Would you transcribe each entry precisely as it stands, setting aside any images?

**** Exercise data ****

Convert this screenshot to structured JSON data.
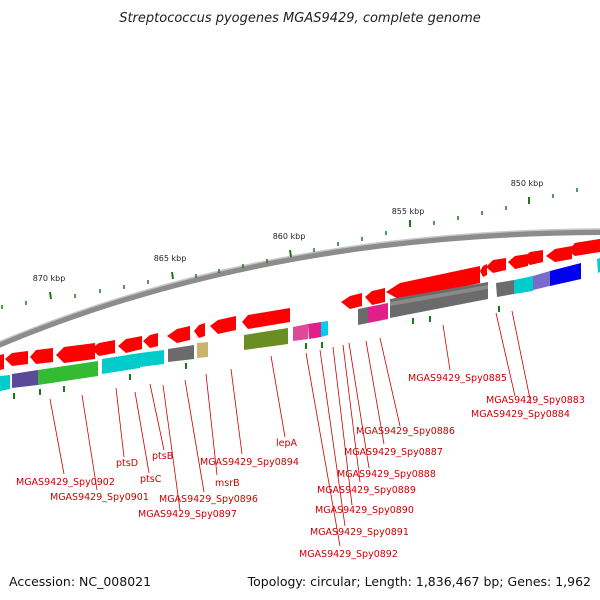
{
  "title": "Streptococcus pyogenes MGAS9429, complete genome",
  "accession": "Accession: NC_008021",
  "summary": "Topology: circular; Length: 1,836,467 bp; Genes: 1,962",
  "ticks": [
    "850 kbp",
    "855 kbp",
    "860 kbp",
    "865 kbp",
    "870 kbp"
  ],
  "gene_labels": [
    "MGAS9429_Spy0885",
    "MGAS9429_Spy0883",
    "MGAS9429_Spy0884",
    "MGAS9429_Spy0886",
    "MGAS9429_Spy0887",
    "MGAS9429_Spy0888",
    "MGAS9429_Spy0889",
    "MGAS9429_Spy0890",
    "MGAS9429_Spy0891",
    "MGAS9429_Spy0892",
    "lepA",
    "MGAS9429_Spy0894",
    "msrB",
    "MGAS9429_Spy0896",
    "MGAS9429_Spy0897",
    "ptsB",
    "ptsC",
    "ptsD",
    "MGAS9429_Spy0901",
    "MGAS9429_Spy0902"
  ],
  "colors": {
    "forward_cds": "#ff0000",
    "backbone": "#8c8c8c",
    "ticks": "#1a7a1a",
    "label": "#cc0000",
    "cyan": "#00cccc",
    "magenta": "#e0208a",
    "olive": "#6b8e23",
    "grey": "#6b6b6b",
    "purple": "#5a4a9a",
    "green": "#33bb33",
    "blue": "#0000ee",
    "tan": "#c8b46a"
  }
}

****

▶ _Completed exercise_
Convert this screenshot to structured JSON data.
{
  "title": "Streptococcus pyogenes MGAS9429, complete genome",
  "accession": "Accession: NC_008021",
  "summary": "Topology: circular; Length: 1,836,467 bp; Genes: 1,962",
  "ticks": [
    "850 kbp",
    "855 kbp",
    "860 kbp",
    "865 kbp",
    "870 kbp"
  ],
  "gene_labels": [
    "MGAS9429_Spy0885",
    "MGAS9429_Spy0883",
    "MGAS9429_Spy0884",
    "MGAS9429_Spy0886",
    "MGAS9429_Spy0887",
    "MGAS9429_Spy0888",
    "MGAS9429_Spy0889",
    "MGAS9429_Spy0890",
    "MGAS9429_Spy0891",
    "MGAS9429_Spy0892",
    "lepA",
    "MGAS9429_Spy0894",
    "msrB",
    "MGAS9429_Spy0896",
    "MGAS9429_Spy0897",
    "ptsB",
    "ptsC",
    "ptsD",
    "MGAS9429_Spy0901",
    "MGAS9429_Spy0902"
  ],
  "colors": {
    "forward_cds": "#ff0000",
    "backbone": "#8c8c8c",
    "ticks": "#1a7a1a",
    "label": "#cc0000",
    "cyan": "#00cccc",
    "magenta": "#e0208a",
    "olive": "#6b8e23",
    "grey": "#6b6b6b",
    "purple": "#5a4a9a",
    "green": "#33bb33",
    "blue": "#0000ee",
    "tan": "#c8b46a"
  }
}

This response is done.